*Selected text*:
# Naniwa Stone Series "gouken-kagayaki" (new?)



## HRC_64 (Dec 3, 2017)

Anyone use these? They come with cases like shapton pro. 
Look like maybe only JDM market stone at the moment.


----------



## K813zra (Dec 3, 2017)

HRC_64 said:


> Anyone use these? They come with cases like shapton pro.
> Look like maybe only JDM market stone at the moment.



Apparently this fellow bought some and was disappointed in what he found. (If you are impatient skip to about 2:40.)

[video=youtube;6L65PSncp_A]https://www.youtube.com/watch?v=6L65PSncp_A[/video]


----------



## HRC_64 (Dec 3, 2017)

Naniwa-super-stones in a repackaged box?


----------



## K813zra (Dec 3, 2017)

HRC_64 said:


> Naniwa-super-stones in a repackaged box?



That is what the fellow claims but I have no idea. I know there is a Gouken series with an 800, 1000, 1200, 4000 and 8000. I have used the 4k Hayabusa and 8k Fuji and they are good stones. You can get them from Tools from Japan. At least the 1k, 4k and 8k. I have heard people say that the 800 and 1200 are actually from another series...Idk. But these ones that you posted, I could find very little info on and have never heard of before.


----------



## HRC_64 (Dec 3, 2017)

Hmm...that is weird.
https://youtu.be/6L65PSncp_A?t=197
@ 3:17 he shows the p/n for the kagayaki as 
= SS12000 001A519

a quick check shows something the p/n for the 10mm superstone is unique 
= SP12000 001S307

so something is off ... or maybe they are the same but there is more to it...
who knows

link for reference is here.
https://www.knivesandtools.com/en/pt/-naniwa-specialty-stone-sp-491.htm


----------



## HRC_64 (Dec 3, 2017)

K813zra said:


> That is what the fellow claims but I have no idea.



fair enough, appreciate the post because as there is not alot of info
and it looks like the guy has actually used the stones.


----------



## v647c (Dec 3, 2017)

*Entries shown*:
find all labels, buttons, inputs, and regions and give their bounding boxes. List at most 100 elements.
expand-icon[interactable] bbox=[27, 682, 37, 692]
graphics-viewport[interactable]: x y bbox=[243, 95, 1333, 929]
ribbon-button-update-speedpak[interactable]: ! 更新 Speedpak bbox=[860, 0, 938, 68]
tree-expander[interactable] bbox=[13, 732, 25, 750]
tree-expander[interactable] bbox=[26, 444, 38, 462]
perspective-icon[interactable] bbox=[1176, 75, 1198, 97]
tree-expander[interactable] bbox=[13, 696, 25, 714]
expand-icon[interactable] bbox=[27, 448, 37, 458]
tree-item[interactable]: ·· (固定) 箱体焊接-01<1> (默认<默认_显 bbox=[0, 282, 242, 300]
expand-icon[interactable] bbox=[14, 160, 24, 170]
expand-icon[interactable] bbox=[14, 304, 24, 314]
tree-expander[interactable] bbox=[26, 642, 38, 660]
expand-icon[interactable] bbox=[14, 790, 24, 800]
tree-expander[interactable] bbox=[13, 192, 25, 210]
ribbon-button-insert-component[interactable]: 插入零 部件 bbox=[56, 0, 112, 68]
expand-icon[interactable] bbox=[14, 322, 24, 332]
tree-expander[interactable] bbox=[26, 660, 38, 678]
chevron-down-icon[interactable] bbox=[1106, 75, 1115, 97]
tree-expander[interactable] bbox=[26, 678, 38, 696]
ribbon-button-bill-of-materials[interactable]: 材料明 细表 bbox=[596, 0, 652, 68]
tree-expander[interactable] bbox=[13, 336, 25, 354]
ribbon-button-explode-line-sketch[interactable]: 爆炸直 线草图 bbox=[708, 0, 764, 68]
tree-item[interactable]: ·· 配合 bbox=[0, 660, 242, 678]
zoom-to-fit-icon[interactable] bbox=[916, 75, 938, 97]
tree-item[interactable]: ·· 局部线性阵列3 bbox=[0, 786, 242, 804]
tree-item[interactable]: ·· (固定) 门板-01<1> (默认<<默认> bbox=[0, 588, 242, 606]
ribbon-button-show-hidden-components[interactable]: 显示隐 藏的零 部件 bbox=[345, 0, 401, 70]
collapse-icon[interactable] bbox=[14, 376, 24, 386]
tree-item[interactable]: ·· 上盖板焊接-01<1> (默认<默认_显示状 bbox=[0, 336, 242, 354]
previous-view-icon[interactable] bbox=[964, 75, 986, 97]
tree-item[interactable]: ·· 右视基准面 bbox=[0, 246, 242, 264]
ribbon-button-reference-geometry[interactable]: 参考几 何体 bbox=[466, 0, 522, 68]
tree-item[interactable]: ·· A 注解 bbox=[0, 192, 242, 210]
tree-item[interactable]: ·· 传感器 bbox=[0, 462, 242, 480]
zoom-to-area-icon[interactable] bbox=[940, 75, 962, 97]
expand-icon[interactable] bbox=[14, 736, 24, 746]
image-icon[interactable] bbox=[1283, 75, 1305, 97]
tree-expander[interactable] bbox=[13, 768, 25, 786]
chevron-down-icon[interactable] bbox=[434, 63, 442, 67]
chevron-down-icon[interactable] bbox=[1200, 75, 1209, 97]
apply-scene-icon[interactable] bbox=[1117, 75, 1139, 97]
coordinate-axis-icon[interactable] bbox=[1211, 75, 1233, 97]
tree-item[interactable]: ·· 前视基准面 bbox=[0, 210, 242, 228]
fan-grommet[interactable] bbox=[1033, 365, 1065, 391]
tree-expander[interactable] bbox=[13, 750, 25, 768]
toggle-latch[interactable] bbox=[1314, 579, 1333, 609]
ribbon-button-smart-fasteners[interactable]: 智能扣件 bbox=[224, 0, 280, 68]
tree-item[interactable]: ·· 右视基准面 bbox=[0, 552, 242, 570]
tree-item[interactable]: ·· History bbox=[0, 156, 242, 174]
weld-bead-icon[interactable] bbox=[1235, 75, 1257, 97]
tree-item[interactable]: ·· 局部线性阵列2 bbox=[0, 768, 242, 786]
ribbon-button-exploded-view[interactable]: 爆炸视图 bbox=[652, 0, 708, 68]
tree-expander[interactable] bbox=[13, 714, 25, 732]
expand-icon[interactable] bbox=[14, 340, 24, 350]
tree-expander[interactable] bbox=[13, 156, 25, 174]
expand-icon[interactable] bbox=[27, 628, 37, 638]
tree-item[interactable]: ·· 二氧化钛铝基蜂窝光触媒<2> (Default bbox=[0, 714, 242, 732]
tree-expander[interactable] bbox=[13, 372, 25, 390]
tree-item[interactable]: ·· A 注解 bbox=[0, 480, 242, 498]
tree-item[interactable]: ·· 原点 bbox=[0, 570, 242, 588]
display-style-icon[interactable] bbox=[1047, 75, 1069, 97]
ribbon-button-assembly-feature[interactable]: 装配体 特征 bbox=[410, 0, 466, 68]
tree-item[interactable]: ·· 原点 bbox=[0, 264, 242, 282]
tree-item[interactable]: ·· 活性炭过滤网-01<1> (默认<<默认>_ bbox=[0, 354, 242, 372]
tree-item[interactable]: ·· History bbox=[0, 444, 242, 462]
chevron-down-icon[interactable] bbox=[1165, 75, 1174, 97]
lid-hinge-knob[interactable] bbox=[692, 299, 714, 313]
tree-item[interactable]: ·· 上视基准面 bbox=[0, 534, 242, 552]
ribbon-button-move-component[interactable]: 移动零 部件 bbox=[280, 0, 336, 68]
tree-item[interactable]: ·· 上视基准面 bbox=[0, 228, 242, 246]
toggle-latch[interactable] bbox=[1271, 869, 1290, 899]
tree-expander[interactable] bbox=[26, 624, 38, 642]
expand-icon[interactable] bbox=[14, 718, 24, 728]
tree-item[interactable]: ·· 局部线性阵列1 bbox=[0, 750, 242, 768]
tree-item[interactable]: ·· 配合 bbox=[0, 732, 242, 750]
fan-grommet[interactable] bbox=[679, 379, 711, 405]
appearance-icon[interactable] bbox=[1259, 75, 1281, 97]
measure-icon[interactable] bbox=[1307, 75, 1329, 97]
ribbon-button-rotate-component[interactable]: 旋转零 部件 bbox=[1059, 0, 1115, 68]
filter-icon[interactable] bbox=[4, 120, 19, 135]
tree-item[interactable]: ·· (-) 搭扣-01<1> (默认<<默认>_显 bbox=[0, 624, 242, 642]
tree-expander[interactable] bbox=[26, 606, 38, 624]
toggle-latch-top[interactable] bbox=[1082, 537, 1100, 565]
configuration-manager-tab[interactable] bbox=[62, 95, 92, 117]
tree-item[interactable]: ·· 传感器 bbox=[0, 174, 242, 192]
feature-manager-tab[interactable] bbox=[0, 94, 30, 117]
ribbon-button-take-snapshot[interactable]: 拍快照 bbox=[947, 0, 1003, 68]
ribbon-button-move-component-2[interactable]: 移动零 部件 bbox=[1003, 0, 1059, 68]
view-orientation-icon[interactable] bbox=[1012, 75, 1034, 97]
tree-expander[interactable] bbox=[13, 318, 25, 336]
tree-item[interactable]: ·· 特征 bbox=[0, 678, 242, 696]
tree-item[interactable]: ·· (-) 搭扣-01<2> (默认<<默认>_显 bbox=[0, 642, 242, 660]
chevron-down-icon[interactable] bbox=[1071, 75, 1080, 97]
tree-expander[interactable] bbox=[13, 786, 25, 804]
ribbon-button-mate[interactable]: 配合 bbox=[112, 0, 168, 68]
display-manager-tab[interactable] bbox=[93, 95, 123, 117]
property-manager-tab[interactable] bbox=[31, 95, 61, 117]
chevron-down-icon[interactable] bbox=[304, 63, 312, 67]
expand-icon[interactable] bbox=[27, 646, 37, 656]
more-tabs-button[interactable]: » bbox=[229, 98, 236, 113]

*Parts of the exercise*:
A - In the thread about the Naniwa gouken-kagayaki stones, which two Gouken stones does K813zra say they have used?
B - Resume the thread about the Naniwa gouken-kagayaki stones from the point where it stops.
You won't need the lines for any of this.

*Results for each task*:
A - The 4k Hayabusa and the 8k Fuji.

B -
I have been using the 400 and 2000 gouken kagayaki. There isn't anything outstanding about them. I think the chosera range is better


----------



## K813zra (Dec 4, 2017)

HRC_64 said:


> Hmm...that is weird.
> https://youtu.be/6L65PSncp_A?t=197
> @ 3:17 he shows the p/n for the kagayaki as
> = SS12000 001A519
> ...



Interesting. Like I said, I am not sure. Is the new specialty stone p/n the same as the original super stone or did that change too? Maybe they are replacement stones or maybe they are totally different stones.


----------



## K813zra (Dec 4, 2017)

v647c said:


> I have been using the 400 and 2000 gouken kagayaki. There isn't anything outstanding about them. I think the chosera range is better



Can you compare them to the super stones? If not, are they splash and go? Hard or soft? Where does one buy such a stone?


----------



## v647c (Dec 5, 2017)

K813zra said:


> Can you compare them to the super stones? If not, are they splash and go? Hard or soft? Where does one buy such a stone?



They are splash and go. Haven't used the superstones in a while, I don't really remember them. Compared to Chosera they're softer, faster dishing, but they dish more evenly and are somewhat easier to keep flat. Slightly muddier, cutting speed is quite similar. Much easier to get an even finish with these, but they do hide lots of mistakes for you to discover on later stones


----------



## K813zra (Dec 5, 2017)

v647c said:


> They are splash and go. Haven't used the superstones in a while, I don't really remember them. Compared to Chosera they're softer, faster dishing, but they dish more evenly and are somewhat easier to keep flat. Slightly muddier, cutting speed is quite similar. Much easier to get an even finish with these, but they do hide lots of mistakes for you to discover on later stones



Thank you.


----------



## HRC_64 (Dec 5, 2017)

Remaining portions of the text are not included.